> **TASK**
Set down each record exactly as written.

─── DATA SUPPLIED ───

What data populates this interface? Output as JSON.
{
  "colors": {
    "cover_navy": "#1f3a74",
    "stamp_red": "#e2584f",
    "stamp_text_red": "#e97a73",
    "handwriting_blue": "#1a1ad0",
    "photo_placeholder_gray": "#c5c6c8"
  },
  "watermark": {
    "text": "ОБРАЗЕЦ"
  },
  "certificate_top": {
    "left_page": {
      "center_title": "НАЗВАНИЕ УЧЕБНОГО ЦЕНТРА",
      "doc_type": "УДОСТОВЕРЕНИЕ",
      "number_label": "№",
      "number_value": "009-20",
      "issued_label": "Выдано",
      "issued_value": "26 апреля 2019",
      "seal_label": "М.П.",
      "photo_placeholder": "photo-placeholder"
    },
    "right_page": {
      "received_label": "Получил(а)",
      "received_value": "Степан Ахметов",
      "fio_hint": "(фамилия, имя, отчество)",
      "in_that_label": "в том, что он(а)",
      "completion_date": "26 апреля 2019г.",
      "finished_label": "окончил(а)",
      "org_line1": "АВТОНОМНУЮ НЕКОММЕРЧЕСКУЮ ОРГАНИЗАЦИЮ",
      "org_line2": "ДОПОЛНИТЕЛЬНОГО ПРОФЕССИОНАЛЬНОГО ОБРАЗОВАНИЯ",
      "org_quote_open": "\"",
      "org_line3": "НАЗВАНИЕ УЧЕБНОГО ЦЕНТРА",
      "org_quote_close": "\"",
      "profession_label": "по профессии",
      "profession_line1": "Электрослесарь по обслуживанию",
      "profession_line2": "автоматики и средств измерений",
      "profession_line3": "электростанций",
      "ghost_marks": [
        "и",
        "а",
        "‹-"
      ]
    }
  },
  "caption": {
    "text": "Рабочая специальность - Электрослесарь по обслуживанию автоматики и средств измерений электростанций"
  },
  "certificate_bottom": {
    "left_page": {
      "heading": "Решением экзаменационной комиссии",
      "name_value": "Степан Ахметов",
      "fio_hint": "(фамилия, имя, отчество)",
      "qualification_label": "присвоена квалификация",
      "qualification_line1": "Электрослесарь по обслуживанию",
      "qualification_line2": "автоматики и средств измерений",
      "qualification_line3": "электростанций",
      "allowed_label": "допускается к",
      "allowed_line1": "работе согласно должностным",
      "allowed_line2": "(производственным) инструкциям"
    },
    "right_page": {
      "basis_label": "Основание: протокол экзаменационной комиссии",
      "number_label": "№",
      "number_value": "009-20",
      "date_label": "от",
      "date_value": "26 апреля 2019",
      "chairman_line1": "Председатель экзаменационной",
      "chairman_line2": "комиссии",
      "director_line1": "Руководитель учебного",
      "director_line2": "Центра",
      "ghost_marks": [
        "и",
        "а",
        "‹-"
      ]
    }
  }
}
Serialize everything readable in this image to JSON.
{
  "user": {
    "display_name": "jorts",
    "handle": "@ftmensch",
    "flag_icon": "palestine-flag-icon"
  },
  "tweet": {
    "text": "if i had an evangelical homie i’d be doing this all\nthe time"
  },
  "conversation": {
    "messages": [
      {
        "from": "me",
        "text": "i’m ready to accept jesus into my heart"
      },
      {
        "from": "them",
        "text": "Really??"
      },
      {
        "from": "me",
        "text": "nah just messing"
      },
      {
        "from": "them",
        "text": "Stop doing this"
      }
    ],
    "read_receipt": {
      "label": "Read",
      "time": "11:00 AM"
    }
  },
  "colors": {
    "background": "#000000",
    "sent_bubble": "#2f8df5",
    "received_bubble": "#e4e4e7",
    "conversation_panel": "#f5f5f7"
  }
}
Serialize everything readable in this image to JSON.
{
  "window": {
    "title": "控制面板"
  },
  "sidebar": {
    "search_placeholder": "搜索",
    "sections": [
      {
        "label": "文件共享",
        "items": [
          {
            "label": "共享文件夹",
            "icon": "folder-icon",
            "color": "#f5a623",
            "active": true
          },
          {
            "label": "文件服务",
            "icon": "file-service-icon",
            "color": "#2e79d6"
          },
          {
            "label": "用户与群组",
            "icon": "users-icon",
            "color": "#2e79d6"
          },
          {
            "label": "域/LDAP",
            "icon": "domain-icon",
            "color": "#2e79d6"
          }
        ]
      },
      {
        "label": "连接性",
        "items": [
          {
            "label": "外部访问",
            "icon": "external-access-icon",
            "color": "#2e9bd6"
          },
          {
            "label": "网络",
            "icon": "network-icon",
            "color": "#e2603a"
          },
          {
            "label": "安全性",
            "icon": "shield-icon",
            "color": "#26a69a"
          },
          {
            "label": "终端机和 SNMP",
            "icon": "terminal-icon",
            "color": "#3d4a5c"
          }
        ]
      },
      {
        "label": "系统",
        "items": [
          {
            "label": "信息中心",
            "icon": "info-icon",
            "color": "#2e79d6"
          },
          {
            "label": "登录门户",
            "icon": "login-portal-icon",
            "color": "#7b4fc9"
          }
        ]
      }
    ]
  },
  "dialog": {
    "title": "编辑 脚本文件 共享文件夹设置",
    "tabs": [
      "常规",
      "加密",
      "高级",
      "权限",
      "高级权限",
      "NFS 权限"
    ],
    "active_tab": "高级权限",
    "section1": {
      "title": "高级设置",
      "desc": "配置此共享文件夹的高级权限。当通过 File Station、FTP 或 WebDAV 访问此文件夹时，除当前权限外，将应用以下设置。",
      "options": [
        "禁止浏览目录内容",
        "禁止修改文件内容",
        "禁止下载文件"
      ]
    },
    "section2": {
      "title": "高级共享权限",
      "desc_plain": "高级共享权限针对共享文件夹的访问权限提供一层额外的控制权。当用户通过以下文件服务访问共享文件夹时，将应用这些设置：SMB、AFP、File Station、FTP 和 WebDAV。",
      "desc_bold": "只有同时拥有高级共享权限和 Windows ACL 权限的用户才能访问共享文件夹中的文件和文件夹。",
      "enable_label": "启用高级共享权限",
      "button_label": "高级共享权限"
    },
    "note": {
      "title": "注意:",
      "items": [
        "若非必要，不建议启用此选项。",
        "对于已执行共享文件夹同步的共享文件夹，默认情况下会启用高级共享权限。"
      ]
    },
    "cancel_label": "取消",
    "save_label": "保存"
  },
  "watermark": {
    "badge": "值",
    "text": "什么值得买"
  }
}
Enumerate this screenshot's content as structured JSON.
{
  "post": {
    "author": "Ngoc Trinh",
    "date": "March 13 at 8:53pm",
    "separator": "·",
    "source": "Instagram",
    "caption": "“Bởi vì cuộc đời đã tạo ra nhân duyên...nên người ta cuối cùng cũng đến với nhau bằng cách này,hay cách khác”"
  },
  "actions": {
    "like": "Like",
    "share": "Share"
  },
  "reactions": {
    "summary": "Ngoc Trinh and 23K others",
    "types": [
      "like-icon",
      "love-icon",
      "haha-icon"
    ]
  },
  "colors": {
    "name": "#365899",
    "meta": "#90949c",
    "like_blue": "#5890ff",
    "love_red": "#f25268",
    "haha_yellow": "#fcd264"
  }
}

───

> **RESULT FOR THIS EXERCISE**
What data populates this interface? Output as JSON.
{
  "colors": {
    "cover_navy": "#1f3a74",
    "stamp_red": "#e2584f",
    "stamp_text_red": "#e97a73",
    "handwriting_blue": "#1a1ad0",
    "photo_placeholder_gray": "#c5c6c8"
  },
  "watermark": {
    "text": "ОБРАЗЕЦ"
  },
  "certificate_top": {
    "left_page": {
      "center_title": "НАЗВАНИЕ УЧЕБНОГО ЦЕНТРА",
      "doc_type": "УДОСТОВЕРЕНИЕ",
      "number_label": "№",
      "number_value": "009-20",
      "issued_label": "Выдано",
      "issued_value": "26 апреля 2019",
      "seal_label": "М.П.",
      "photo_placeholder": "photo-placeholder"
    },
    "right_page": {
      "received_label": "Получил(а)",
      "received_value": "Степан Ахметов",
      "fio_hint": "(фамилия, имя, отчество)",
      "in_that_label": "в том, что он(а)",
      "completion_date": "26 апреля 2019г.",
      "finished_label": "окончил(а)",
      "org_line1": "АВТОНОМНУЮ НЕКОММЕРЧЕСКУЮ ОРГАНИЗАЦИЮ",
      "org_line2": "ДОПОЛНИТЕЛЬНОГО ПРОФЕССИОНАЛЬНОГО ОБРАЗОВАНИЯ",
      "org_quote_open": "\"",
      "org_line3": "НАЗВАНИЕ УЧЕБНОГО ЦЕНТРА",
      "org_quote_close": "\"",
      "profession_label": "по профессии",
      "profession_line1": "Электрослесарь по обслуживанию",
      "profession_line2": "автоматики и средств измерений",
      "profession_line3": "электростанций",
      "ghost_marks": [
        "и",
        "а",
        "‹-"
      ]
    }
  },
  "caption": {
    "text": "Рабочая специальность - Электрослесарь по обслуживанию автоматики и средств измерений электростанций"
  },
  "certificate_bottom": {
    "left_page": {
      "heading": "Решением экзаменационной комиссии",
      "name_value": "Степан Ахметов",
      "fio_hint": "(фамилия, имя, отчество)",
      "qualification_label": "присвоена квалификация",
      "qualification_line1": "Электрослесарь по обслуживанию",
      "qualification_line2": "автоматики и средств измерений",
      "qualification_line3": "электростанций",
      "allowed_label": "допускается к",
      "allowed_line1": "работе согласно должностным",
      "allowed_line2": "(производственным) инструкциям"
    },
    "right_page": {
      "basis_label": "Основание: протокол экзаменационной комиссии",
      "number_label": "№",
      "number_value": "009-20",
      "date_label": "от",
      "date_value": "26 апреля 2019",
      "chairman_line1": "Председатель экзаменационной",
      "chairman_line2": "комиссии",
      "director_line1": "Руководитель учебного",
      "director_line2": "Центра",
      "ghost_marks": [
        "и",
        "а",
        "‹-"
      ]
    }
  }
}
Serialize everything readable in this image to JSON.
{
  "user": {
    "display_name": "jorts",
    "handle": "@ftmensch",
    "flag_icon": "palestine-flag-icon"
  },
  "tweet": {
    "text": "if i had an evangelical homie i’d be doing this all\nthe time"
  },
  "conversation": {
    "messages": [
      {
        "from": "me",
        "text": "i’m ready to accept jesus into my heart"
      },
      {
        "from": "them",
        "text": "Really??"
      },
      {
        "from": "me",
        "text": "nah just messing"
      },
      {
        "from": "them",
        "text": "Stop doing this"
      }
    ],
    "read_receipt": {
      "label": "Read",
      "time": "11:00 AM"
    }
  },
  "colors": {
    "background": "#000000",
    "sent_bubble": "#2f8df5",
    "received_bubble": "#e4e4e7",
    "conversation_panel": "#f5f5f7"
  }
}
Serialize everything readable in this image to JSON.
{
  "window": {
    "title": "控制面板"
  },
  "sidebar": {
    "search_placeholder": "搜索",
    "sections": [
      {
        "label": "文件共享",
        "items": [
          {
            "label": "共享文件夹",
            "icon": "folder-icon",
            "color": "#f5a623",
            "active": true
          },
          {
            "label": "文件服务",
            "icon": "file-service-icon",
            "color": "#2e79d6"
          },
          {
            "label": "用户与群组",
            "icon": "users-icon",
            "color": "#2e79d6"
          },
          {
            "label": "域/LDAP",
            "icon": "domain-icon",
            "color": "#2e79d6"
          }
        ]
      },
      {
        "label": "连接性",
        "items": [
          {
            "label": "外部访问",
            "icon": "external-access-icon",
            "color": "#2e9bd6"
          },
          {
            "label": "网络",
            "icon": "network-icon",
            "color": "#e2603a"
          },
          {
            "label": "安全性",
            "icon": "shield-icon",
            "color": "#26a69a"
          },
          {
            "label": "终端机和 SNMP",
            "icon": "terminal-icon",
            "color": "#3d4a5c"
          }
        ]
      },
      {
        "label": "系统",
        "items": [
          {
            "label": "信息中心",
            "icon": "info-icon",
            "color": "#2e79d6"
          },
          {
            "label": "登录门户",
            "icon": "login-portal-icon",
            "color": "#7b4fc9"
          }
        ]
      }
    ]
  },
  "dialog": {
    "title": "编辑 脚本文件 共享文件夹设置",
    "tabs": [
      "常规",
      "加密",
      "高级",
      "权限",
      "高级权限",
      "NFS 权限"
    ],
    "active_tab": "高级权限",
    "section1": {
      "title": "高级设置",
      "desc": "配置此共享文件夹的高级权限。当通过 File Station、FTP 或 WebDAV 访问此文件夹时，除当前权限外，将应用以下设置。",
      "options": [
        "禁止浏览目录内容",
        "禁止修改文件内容",
        "禁止下载文件"
      ]
    },
    "section2": {
      "title": "高级共享权限",
      "desc_plain": "高级共享权限针对共享文件夹的访问权限提供一层额外的控制权。当用户通过以下文件服务访问共享文件夹时，将应用这些设置：SMB、AFP、File Station、FTP 和 WebDAV。",
      "desc_bold": "只有同时拥有高级共享权限和 Windows ACL 权限的用户才能访问共享文件夹中的文件和文件夹。",
      "enable_label": "启用高级共享权限",
      "button_label": "高级共享权限"
    },
    "note": {
      "title": "注意:",
      "items": [
        "若非必要，不建议启用此选项。",
        "对于已执行共享文件夹同步的共享文件夹，默认情况下会启用高级共享权限。"
      ]
    },
    "cancel_label": "取消",
    "save_label": "保存"
  },
  "watermark": {
    "badge": "值",
    "text": "什么值得买"
  }
}
Enumerate this screenshot's content as structured JSON.
{
  "post": {
    "author": "Ngoc Trinh",
    "date": "March 13 at 8:53pm",
    "separator": "·",
    "source": "Instagram",
    "caption": "“Bởi vì cuộc đời đã tạo ra nhân duyên...nên người ta cuối cùng cũng đến với nhau bằng cách này,hay cách khác”"
  },
  "actions": {
    "like": "Like",
    "share": "Share"
  },
  "reactions": {
    "summary": "Ngoc Trinh and 23K others",
    "types": [
      "like-icon",
      "love-icon",
      "haha-icon"
    ]
  },
  "colors": {
    "name": "#365899",
    "meta": "#90949c",
    "like_blue": "#5890ff",
    "love_red": "#f25268",
    "haha_yellow": "#fcd264"
  }
}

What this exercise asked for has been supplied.